### [Exercise]
Copy the records that follow exactly as written, but not their pictures.

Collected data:
------------------------------------------------

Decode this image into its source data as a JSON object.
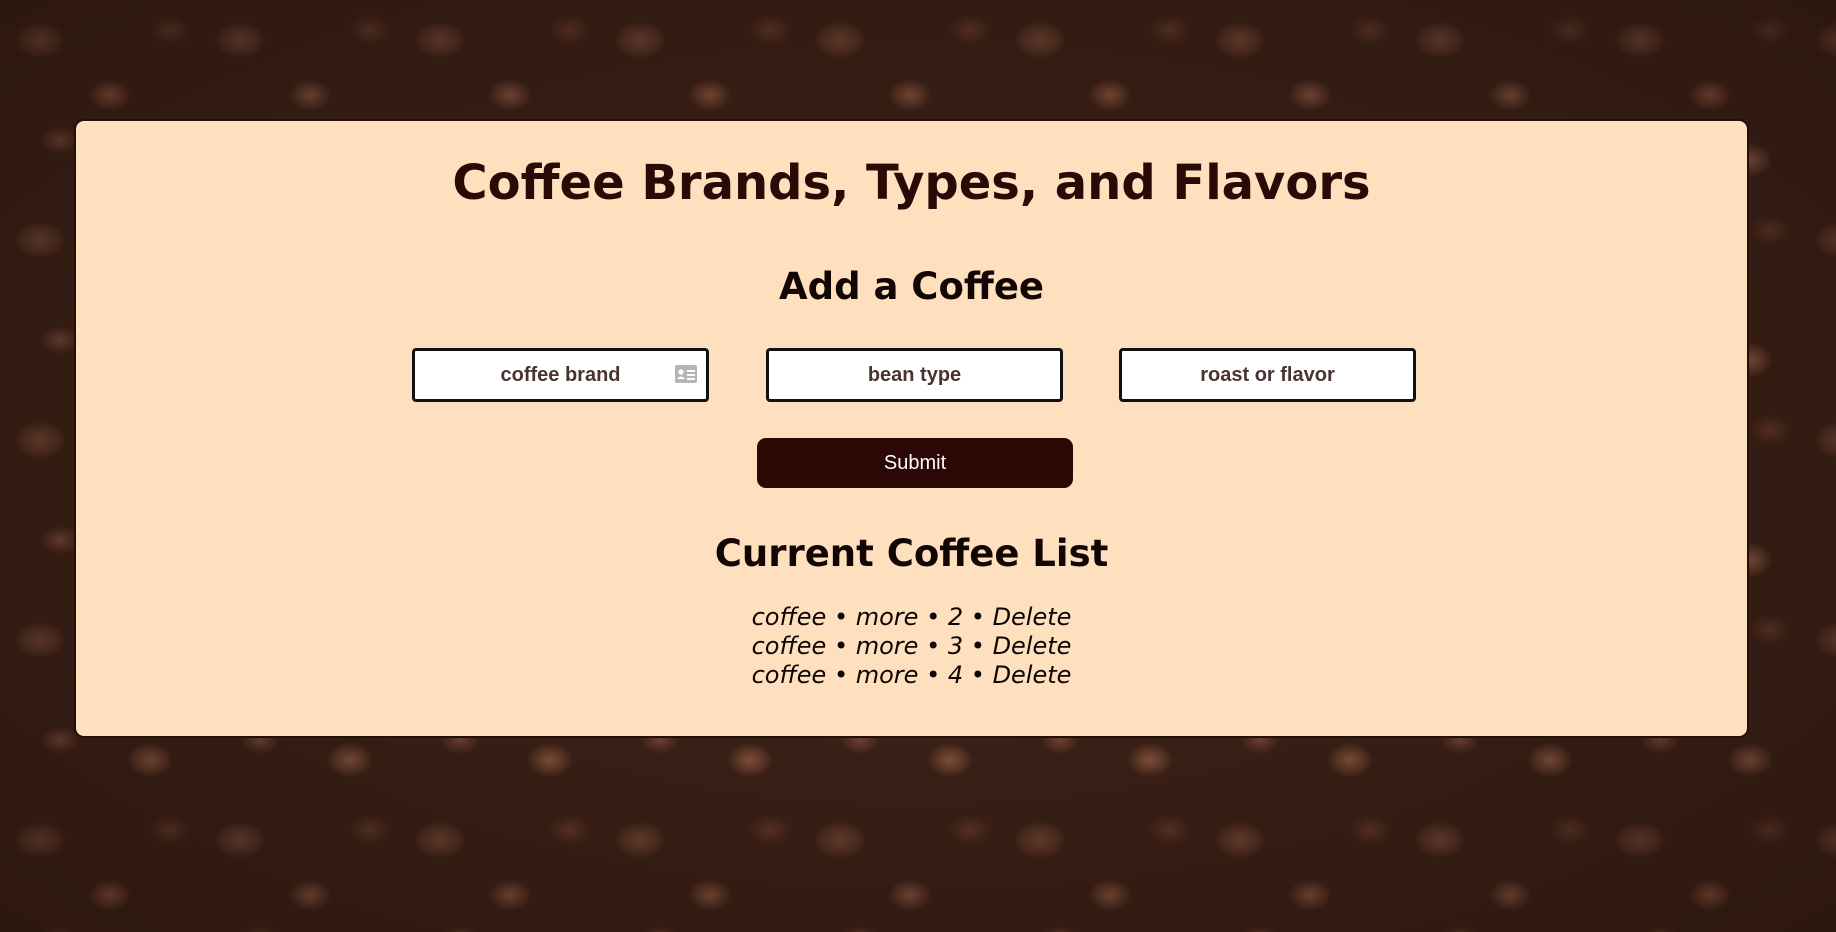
{
  "page": {
    "title": "Coffee Brands, Types, and Flavors"
  },
  "form": {
    "heading": "Add a Coffee",
    "brand_placeholder": "coffee brand",
    "type_placeholder": "bean type",
    "flavor_placeholder": "roast or flavor",
    "submit_label": "Submit"
  },
  "list": {
    "heading": "Current Coffee List",
    "separator": " • ",
    "items": [
      {
        "brand": "coffee",
        "type": "more",
        "flavor": "2",
        "delete_label": "Delete"
      },
      {
        "brand": "coffee",
        "type": "more",
        "flavor": "3",
        "delete_label": "Delete"
      },
      {
        "brand": "coffee",
        "type": "more",
        "flavor": "4",
        "delete_label": "Delete"
      }
    ]
  },
  "icons": {
    "autofill": "contact-card-icon"
  },
  "colors": {
    "card_background": "#fee0bf",
    "title_text": "#2a0a06",
    "submit_background": "#2b0806",
    "submit_text": "#ffffff"
  }
}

------------------------------------------------

### [Expected output]
Decode this image into its source data as a JSON object.
{
  "page": {
    "title": "Coffee Brands, Types, and Flavors"
  },
  "form": {
    "heading": "Add a Coffee",
    "brand_placeholder": "coffee brand",
    "type_placeholder": "bean type",
    "flavor_placeholder": "roast or flavor",
    "submit_label": "Submit"
  },
  "list": {
    "heading": "Current Coffee List",
    "separator": " • ",
    "items": [
      {
        "brand": "coffee",
        "type": "more",
        "flavor": "2",
        "delete_label": "Delete"
      },
      {
        "brand": "coffee",
        "type": "more",
        "flavor": "3",
        "delete_label": "Delete"
      },
      {
        "brand": "coffee",
        "type": "more",
        "flavor": "4",
        "delete_label": "Delete"
      }
    ]
  },
  "icons": {
    "autofill": "contact-card-icon"
  },
  "colors": {
    "card_background": "#fee0bf",
    "title_text": "#2a0a06",
    "submit_background": "#2b0806",
    "submit_text": "#ffffff"
  }
}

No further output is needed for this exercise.